━━━ Record list ━━━

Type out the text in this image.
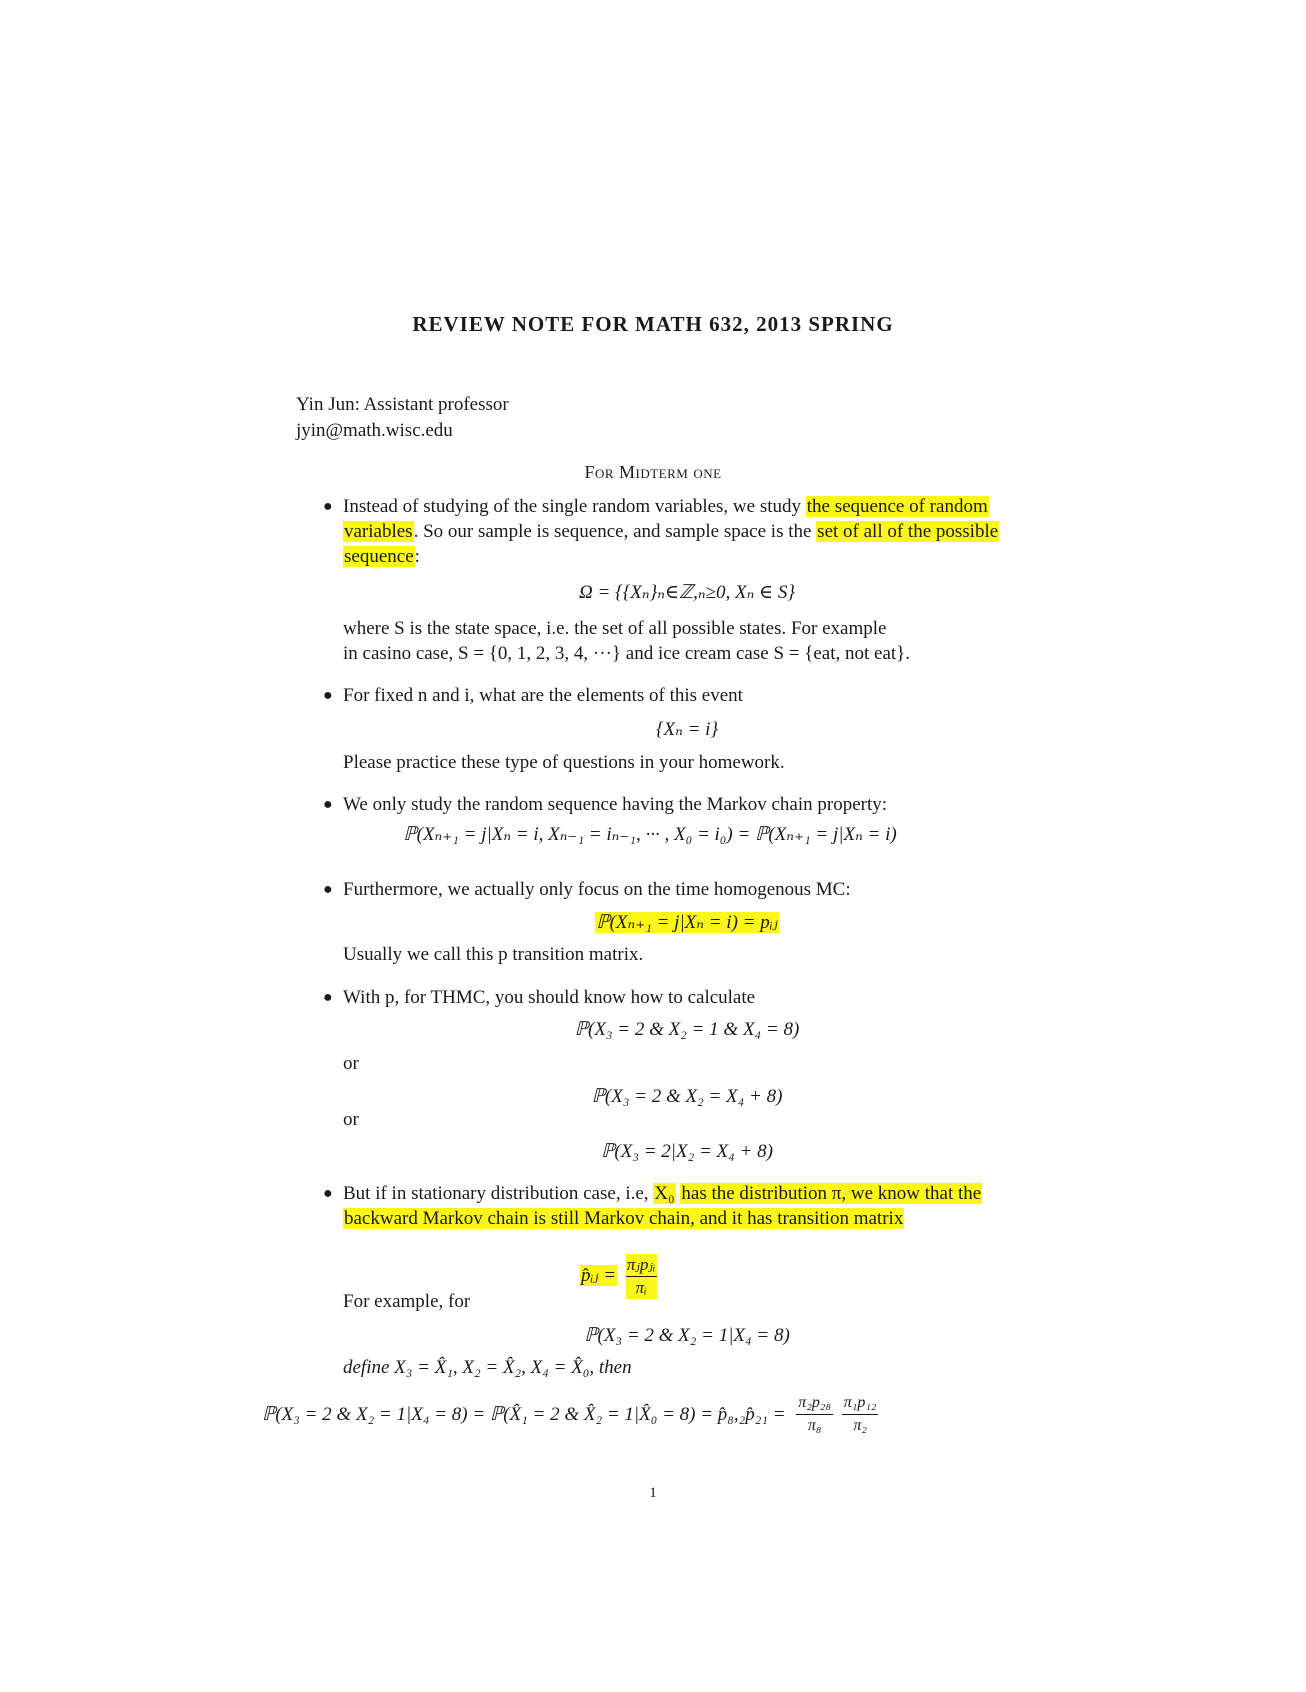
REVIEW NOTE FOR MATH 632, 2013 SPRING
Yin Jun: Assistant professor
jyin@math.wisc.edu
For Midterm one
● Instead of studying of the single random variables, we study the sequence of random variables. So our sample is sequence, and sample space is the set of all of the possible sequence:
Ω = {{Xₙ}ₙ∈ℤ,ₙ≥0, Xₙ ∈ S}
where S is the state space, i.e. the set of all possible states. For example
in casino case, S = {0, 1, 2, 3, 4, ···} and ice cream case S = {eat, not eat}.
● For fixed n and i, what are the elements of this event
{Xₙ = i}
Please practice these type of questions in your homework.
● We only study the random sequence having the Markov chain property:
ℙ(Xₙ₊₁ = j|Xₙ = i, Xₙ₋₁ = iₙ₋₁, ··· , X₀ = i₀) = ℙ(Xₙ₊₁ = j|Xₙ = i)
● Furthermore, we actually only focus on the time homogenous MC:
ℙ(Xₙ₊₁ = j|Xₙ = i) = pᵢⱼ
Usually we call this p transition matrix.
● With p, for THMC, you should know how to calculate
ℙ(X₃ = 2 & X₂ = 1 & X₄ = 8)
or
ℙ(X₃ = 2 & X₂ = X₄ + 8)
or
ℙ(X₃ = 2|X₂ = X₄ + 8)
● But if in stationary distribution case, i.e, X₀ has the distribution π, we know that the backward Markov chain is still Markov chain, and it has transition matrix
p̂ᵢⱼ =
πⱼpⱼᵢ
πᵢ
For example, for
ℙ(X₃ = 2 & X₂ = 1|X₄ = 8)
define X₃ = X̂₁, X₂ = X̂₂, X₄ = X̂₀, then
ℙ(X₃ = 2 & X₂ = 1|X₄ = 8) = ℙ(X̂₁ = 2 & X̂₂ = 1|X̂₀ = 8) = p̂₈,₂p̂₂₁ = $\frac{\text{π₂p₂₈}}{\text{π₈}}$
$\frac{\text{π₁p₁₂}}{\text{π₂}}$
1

━━━
━━━ Record list ━━━

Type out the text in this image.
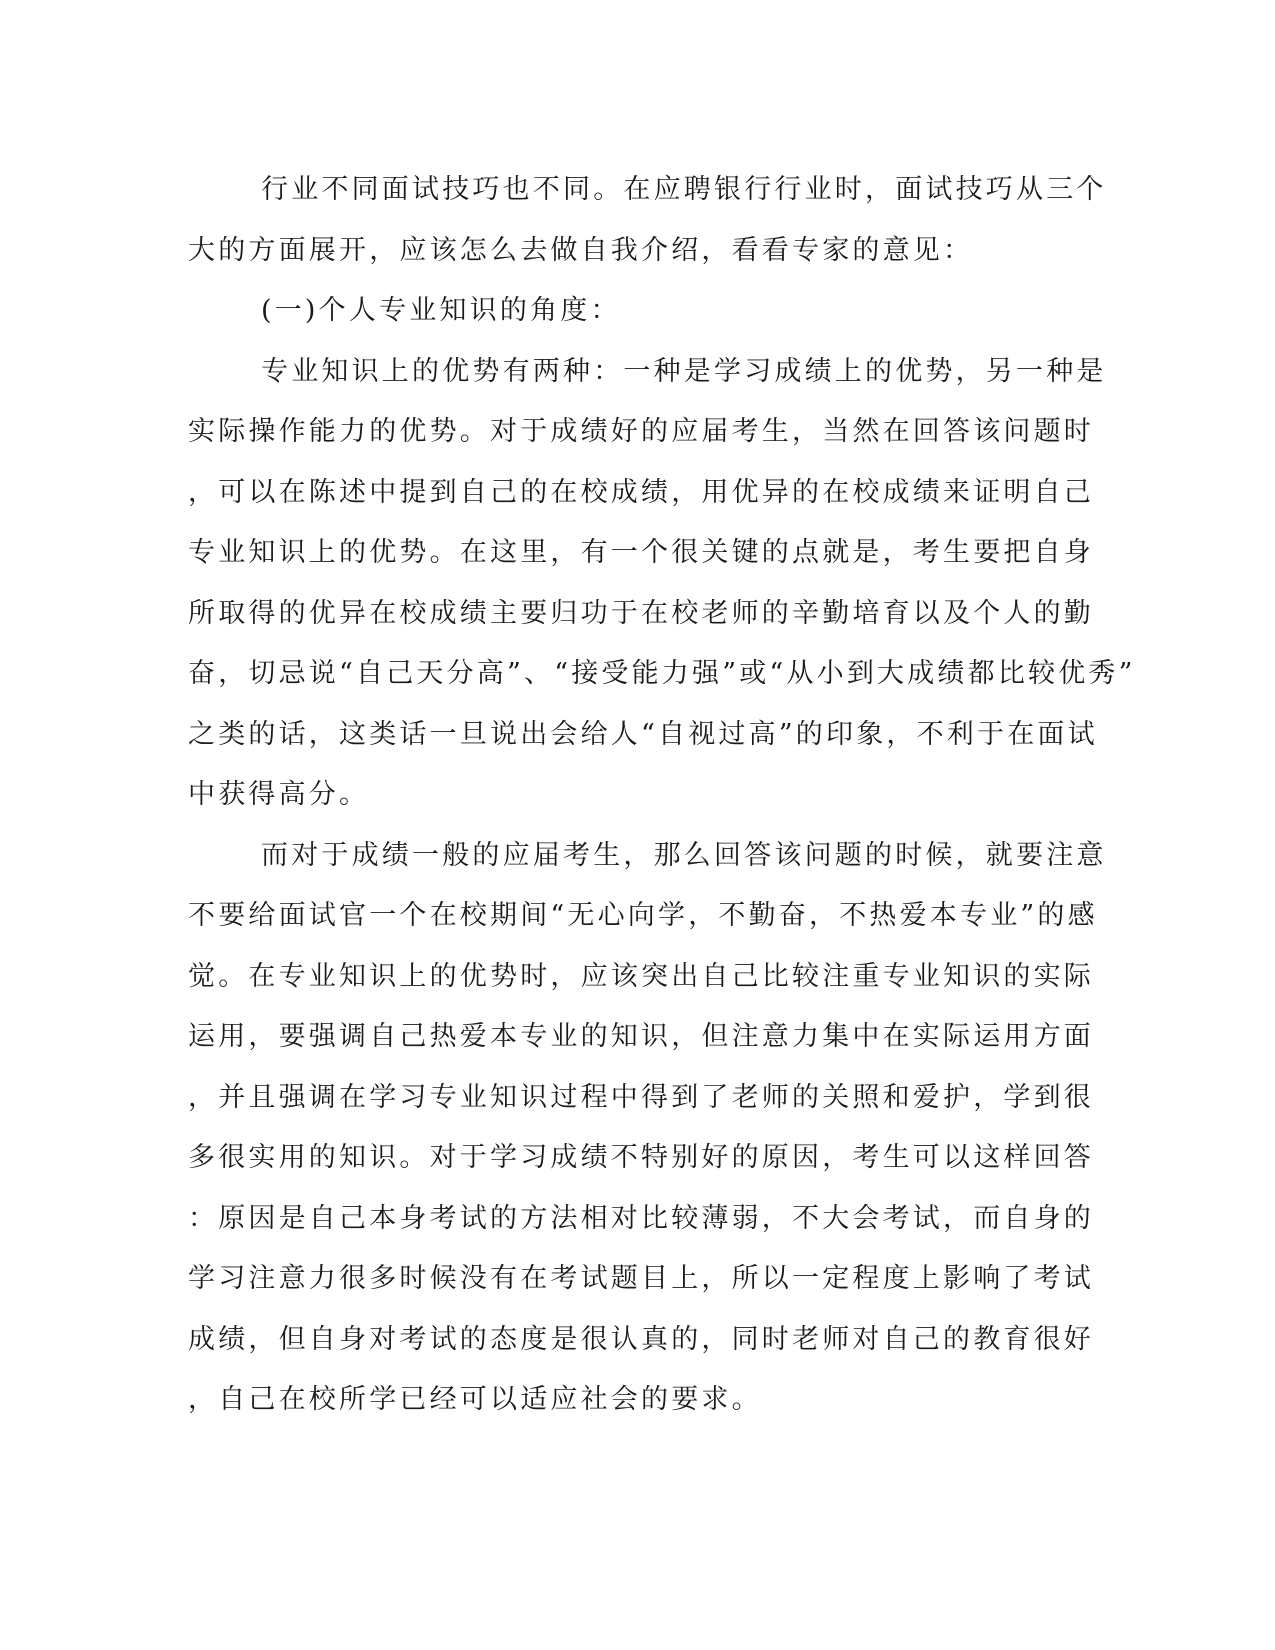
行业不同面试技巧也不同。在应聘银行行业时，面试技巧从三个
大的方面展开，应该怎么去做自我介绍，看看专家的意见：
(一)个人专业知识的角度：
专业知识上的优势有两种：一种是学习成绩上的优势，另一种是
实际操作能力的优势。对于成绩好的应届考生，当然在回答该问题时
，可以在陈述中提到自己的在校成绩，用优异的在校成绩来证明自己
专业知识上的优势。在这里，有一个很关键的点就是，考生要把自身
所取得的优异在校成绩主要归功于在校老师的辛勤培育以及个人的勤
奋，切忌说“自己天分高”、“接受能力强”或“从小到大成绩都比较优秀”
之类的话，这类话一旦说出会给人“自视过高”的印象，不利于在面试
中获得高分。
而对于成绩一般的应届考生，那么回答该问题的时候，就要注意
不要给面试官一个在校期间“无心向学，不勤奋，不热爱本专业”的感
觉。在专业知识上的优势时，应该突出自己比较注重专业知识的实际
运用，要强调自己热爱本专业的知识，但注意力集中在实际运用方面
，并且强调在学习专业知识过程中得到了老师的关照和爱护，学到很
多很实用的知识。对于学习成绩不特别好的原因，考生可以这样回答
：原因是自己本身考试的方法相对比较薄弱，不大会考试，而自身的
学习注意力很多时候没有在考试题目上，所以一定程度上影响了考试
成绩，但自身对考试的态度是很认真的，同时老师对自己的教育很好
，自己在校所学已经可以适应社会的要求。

━━━

**Task prompt:**
Collect the lines of the records that include the string "space".

**Written solution:**
● Instead of studying of the single random variables, we study the sequence of random variables. So our sample is sequence, and sample space is the set of all of the possible sequence:
where S is the state space, i.e. the set of all possible states. For example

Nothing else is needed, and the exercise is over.